:: Text shown
Antibody Responses to Spike Glycoprotein Are More Stable Than Responses to Nucleocapsid

(A–C) Antibody titers for mild infections over time to RBD (A), S2 (B), and N (C) for PCR-confirmed subjects and seropositive samples from community serological testing. Solid lines connect data from individuals sampled serially over time. Blue line depicts smoothing splines curve fit with 4 knots. Dashed line depicts mean values from seronegative controls.

(D) Subjects sampled serially were assessed for changes in antibody titers to RBD, S2, and N from the first draw to the last draw collected. Only subjects in which the last draw occurred >6 weeks from onset are shown. The p values were calculated by paired 1-way ANOVA.

(E) Neutralizing titers were measured for longitudinal subjects over time post-onset. Solid lines connect data from individuals sampled serially over time. Spline curve (blue line) was generated in Prism using Loess smoothing splines. Pseudo-R2 values were calculated as the squared correlation of the predicted outcomes and the actual outcomes from the fitted model.
::::
:: Extracted records
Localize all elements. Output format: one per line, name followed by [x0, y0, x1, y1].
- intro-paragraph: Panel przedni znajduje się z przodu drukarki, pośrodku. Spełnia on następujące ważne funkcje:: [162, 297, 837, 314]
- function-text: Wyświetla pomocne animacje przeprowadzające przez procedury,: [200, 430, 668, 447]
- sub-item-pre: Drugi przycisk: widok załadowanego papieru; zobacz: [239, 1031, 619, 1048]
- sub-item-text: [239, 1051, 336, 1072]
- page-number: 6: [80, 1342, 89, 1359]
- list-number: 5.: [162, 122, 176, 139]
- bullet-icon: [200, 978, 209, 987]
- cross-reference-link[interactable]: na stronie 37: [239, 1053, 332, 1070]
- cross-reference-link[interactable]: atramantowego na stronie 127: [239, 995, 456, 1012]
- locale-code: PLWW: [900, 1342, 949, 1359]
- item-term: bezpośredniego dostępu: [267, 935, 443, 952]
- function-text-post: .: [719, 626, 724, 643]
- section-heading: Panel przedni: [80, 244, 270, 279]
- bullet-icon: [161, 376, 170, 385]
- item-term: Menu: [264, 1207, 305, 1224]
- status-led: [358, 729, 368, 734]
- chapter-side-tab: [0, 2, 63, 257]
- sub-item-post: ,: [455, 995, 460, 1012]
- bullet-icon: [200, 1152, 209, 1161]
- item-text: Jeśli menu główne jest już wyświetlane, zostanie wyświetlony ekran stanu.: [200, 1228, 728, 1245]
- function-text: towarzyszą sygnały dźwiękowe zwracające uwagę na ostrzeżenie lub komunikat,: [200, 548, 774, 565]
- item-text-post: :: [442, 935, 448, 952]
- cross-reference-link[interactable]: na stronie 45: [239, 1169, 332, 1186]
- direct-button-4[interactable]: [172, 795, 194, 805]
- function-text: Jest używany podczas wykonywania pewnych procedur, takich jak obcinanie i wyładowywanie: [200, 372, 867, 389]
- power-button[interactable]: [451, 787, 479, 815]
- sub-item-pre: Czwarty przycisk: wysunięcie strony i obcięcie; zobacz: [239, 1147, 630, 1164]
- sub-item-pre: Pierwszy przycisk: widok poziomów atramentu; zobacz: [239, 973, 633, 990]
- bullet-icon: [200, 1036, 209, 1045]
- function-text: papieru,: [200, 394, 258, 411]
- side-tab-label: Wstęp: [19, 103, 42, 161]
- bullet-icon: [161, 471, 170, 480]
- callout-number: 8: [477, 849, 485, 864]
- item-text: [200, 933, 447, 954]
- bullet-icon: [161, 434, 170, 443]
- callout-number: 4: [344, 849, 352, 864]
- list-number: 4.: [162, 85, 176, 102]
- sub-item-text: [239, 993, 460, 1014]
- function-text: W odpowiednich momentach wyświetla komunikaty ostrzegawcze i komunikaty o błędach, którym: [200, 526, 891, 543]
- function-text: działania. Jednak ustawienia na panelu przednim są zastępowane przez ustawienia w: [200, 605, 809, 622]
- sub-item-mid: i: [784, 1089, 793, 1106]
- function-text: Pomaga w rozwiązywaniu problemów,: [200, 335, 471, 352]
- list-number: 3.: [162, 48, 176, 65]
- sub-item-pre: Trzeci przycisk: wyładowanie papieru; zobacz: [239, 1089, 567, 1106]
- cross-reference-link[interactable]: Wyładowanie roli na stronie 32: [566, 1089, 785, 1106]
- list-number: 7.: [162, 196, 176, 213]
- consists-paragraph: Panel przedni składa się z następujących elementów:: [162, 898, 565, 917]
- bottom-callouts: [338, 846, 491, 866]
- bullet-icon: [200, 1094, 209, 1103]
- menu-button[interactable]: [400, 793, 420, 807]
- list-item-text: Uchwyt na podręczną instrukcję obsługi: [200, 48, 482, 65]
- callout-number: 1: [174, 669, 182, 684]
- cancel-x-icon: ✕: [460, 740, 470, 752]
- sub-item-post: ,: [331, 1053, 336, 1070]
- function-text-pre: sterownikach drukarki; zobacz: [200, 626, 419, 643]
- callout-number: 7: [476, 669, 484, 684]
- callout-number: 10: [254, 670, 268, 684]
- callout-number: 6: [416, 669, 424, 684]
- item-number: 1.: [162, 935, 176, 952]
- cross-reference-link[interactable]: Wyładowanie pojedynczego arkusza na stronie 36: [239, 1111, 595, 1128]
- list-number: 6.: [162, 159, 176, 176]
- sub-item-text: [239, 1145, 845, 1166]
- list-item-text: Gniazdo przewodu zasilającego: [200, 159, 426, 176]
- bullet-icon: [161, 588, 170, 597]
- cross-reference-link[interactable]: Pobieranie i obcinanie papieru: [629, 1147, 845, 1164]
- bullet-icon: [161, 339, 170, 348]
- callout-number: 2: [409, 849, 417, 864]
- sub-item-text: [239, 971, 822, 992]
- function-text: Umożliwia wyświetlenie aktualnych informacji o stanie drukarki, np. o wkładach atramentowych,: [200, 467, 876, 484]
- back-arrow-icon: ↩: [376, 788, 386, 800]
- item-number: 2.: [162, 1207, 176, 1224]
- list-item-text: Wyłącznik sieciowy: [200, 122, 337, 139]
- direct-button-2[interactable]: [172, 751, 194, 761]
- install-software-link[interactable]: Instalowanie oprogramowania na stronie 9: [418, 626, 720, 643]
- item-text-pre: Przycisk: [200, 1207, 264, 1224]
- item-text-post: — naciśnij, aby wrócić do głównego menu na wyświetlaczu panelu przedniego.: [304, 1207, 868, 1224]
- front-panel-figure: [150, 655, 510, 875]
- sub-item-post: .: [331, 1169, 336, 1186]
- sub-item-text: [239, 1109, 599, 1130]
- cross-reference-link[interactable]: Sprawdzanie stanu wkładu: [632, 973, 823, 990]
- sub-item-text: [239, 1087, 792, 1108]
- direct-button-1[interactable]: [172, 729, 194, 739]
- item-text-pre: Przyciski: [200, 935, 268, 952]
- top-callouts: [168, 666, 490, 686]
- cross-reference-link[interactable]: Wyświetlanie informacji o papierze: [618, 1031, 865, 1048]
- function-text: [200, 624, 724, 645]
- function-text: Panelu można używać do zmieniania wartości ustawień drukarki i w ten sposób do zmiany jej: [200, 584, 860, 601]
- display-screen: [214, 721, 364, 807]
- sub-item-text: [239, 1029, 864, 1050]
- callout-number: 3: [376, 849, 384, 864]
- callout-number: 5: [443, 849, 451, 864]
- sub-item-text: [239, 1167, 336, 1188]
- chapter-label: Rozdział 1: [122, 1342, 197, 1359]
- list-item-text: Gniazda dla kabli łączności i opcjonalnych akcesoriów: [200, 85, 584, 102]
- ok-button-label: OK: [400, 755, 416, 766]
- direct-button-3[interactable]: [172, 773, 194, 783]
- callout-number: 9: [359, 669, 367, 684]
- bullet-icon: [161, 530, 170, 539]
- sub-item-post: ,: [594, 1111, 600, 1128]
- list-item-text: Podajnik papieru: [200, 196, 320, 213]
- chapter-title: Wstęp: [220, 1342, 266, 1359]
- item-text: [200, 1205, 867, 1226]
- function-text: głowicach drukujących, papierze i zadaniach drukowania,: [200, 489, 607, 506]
::::
## Task instructions
1. In the antibody figure legend, give the stretch from "(D) Subjects sampled" through "the fitted model." again, switching "draw" to "blood sample" everywhere it appears.
2. Proceed with the figure legend on antibody responses to spike and nucleocapsid, picking up right after its last sentence.

## Numbered responses
1.
(D) Subjects sampled serially were assessed for changes in antibody titers to RBD, S2, and N from the first blood sample to the last blood sample collected. Only subjects in which the last blood sample occurred >6 weeks from onset are shown. The p values were calculated by paired 1-way ANOVA.

(E) Neutralizing titers were measured for longitudinal subjects over time post-onset. Solid lines connect data from individuals sampled serially over time. Spline curve (blue line) was generated in Prism using Loess smoothing splines. Pseudo-R2 values were calculated as the squared correlation of the predicted outcomes and the actual outcomes from the fitted model.

2.
Discussion

Here, we demonstrated that using two antigenically distinct serological tests can greatly remedy specificity problems that are exacerbated in low SARS-CoV-2 seroprevalence communities. RBD and S2 seroreactivity behaved independently for SARS-CoV-2-unexposed individuals, thereby suggesting that the theoretical false-positive rate of the overall assay is the product of the two tests. Using neutralization assays to confirm these results, we found our empirically determined false-positive rate to be <0.02% (1 out of 5,882), consistent with the independence of the RBD and S2 tests. The tight co-incidence between RBD/S2 positivity and the presence of neutralizing antibodies, even in low-seroprevalence populations, is especially valuable for identifying individuals who likely have some degree of immunity. Surprisingly, the N, which is used by several commercial serological tests as an antigen, did not perform as well in our assays and had high false-positive and -negative rates.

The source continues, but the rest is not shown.